**Challenge:**
Lay out the text of the items as a numbered list, from the start of the items through the line that contains "The air suction holes 27 is at (260, 257).", with both ends included. Skip blank lines and leave out the pictures.

**The records:**
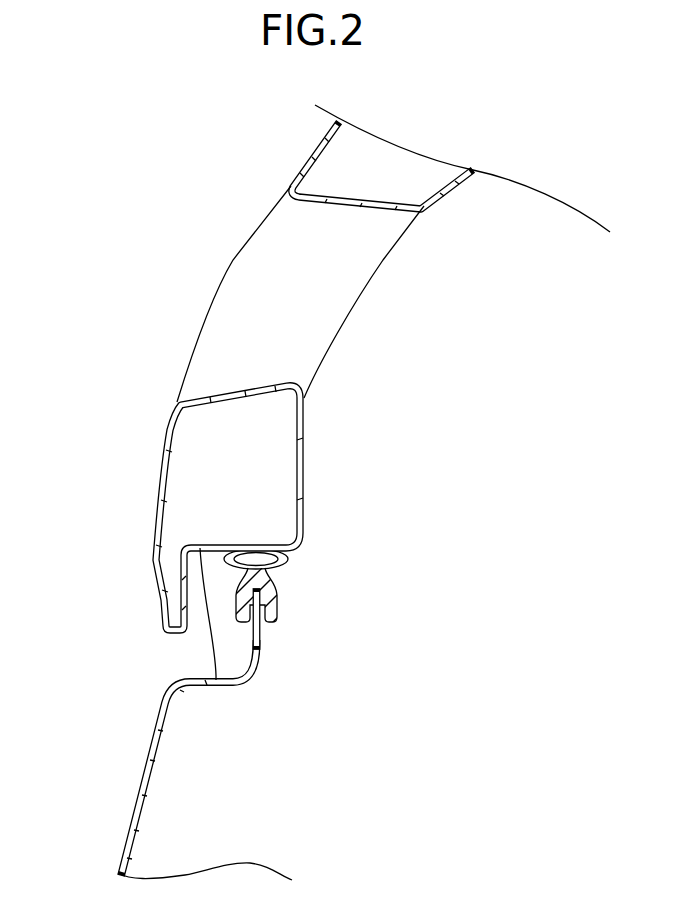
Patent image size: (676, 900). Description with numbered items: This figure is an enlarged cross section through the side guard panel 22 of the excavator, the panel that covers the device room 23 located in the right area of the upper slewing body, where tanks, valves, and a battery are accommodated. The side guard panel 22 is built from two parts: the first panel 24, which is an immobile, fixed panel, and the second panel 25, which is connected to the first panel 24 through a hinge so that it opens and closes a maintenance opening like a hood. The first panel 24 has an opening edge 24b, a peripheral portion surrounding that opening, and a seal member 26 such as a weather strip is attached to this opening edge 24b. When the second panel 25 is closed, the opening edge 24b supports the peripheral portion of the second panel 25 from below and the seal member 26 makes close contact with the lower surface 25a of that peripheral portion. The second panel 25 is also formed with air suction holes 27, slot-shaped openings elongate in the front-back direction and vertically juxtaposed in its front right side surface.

The side guard panel 22 is at (70, 431).
The device room 23 is at (467, 536).
The first panel 24 is at (153, 718).
The opening edge 24b is at (262, 637).
The second panel 25 is at (157, 470).
The lower surface 25a is at (216, 680).
The seal member 26 is at (277, 595).
The air suction holes 27 is at (260, 257).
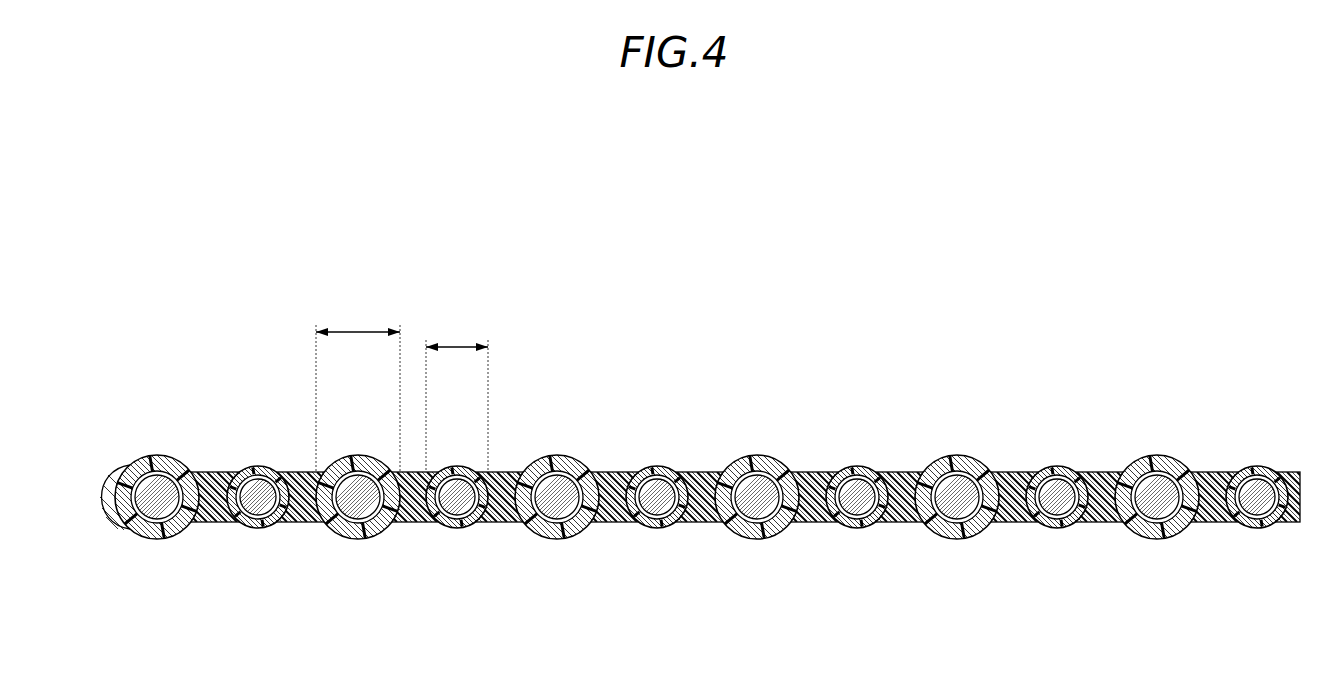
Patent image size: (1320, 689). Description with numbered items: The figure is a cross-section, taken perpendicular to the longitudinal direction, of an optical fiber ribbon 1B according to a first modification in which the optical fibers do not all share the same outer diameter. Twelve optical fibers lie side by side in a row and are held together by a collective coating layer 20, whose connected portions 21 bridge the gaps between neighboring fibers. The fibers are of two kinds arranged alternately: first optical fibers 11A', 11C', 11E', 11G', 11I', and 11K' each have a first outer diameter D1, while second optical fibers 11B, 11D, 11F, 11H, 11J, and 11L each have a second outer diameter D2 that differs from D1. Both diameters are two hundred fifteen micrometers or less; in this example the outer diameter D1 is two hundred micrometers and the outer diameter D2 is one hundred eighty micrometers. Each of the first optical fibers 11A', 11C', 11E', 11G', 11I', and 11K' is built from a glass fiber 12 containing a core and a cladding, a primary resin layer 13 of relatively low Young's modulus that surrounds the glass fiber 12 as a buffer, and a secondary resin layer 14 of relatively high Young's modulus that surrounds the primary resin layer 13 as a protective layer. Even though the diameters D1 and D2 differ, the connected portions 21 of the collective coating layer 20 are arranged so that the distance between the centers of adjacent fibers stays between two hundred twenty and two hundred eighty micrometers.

The optical fiber ribbon 1B is at (689, 416).
The first optical fiber 11A' is at (157, 449).
The second optical fiber 11B is at (272, 467).
The first optical fiber 11C' is at (358, 486).
The second optical fiber 11D is at (457, 467).
The first optical fiber 11E' is at (557, 449).
The second optical fiber 11F is at (665, 467).
The first optical fiber 11G' is at (757, 449).
The second optical fiber 11H is at (865, 467).
The first optical fiber 11I' is at (957, 449).
The second optical fiber 11J is at (1064, 467).
The first optical fiber 11K' is at (1157, 449).
The second optical fiber 11L is at (1263, 467).
The glass fiber 12 is at (350, 527).
The primary resin layer 13 is at (358, 539).
The secondary resin layer 14 is at (358, 534).
The collective coating layer 20 is at (148, 541).
The connected portion 21 is at (205, 523).
The outer diameter D1 is at (358, 390).
The outer diameter D2 is at (457, 398).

**Full response:**
1. Patent image size: (676, 900). Description with numbered items: This figure is an enlarged cross section through the side guard panel 22 of the excavator, the panel that covers the device room 23 located in the right area of the upper slewing body, where tanks, valves, and a battery are accommodated. The side guard panel 22 is built from two parts: the first panel 24, which is an immobile, fixed panel, and the second panel 25, which is connected to the first panel 24 through a hinge so that it opens and closes a maintenance opening like a hood. The first panel 24 has an opening edge 24b, a peripheral portion surrounding that opening, and a seal member 26 such as a weather strip is attached to this opening edge 24b. When the second panel 25 is closed, the opening edge 24b supports the peripheral portion of the second panel 25 from below and the seal member 26 makes close contact with the lower surface 25a of that peripheral portion. The second panel 25 is also formed with air suction holes 27, slot-shaped openings elongate in the front-back direction and vertically juxtaposed in its front right side surface.
2. The side guard panel 22 is at (70, 431).
3. The device room 23 is at (467, 536).
4. The first panel 24 is at (153, 718).
5. The opening edge 24b is at (262, 637).
6. The second panel 25 is at (157, 470).
7. The lower surface 25a is at (216, 680).
8. The seal member 26 is at (277, 595).
9. The air suction holes 27 is at (260, 257).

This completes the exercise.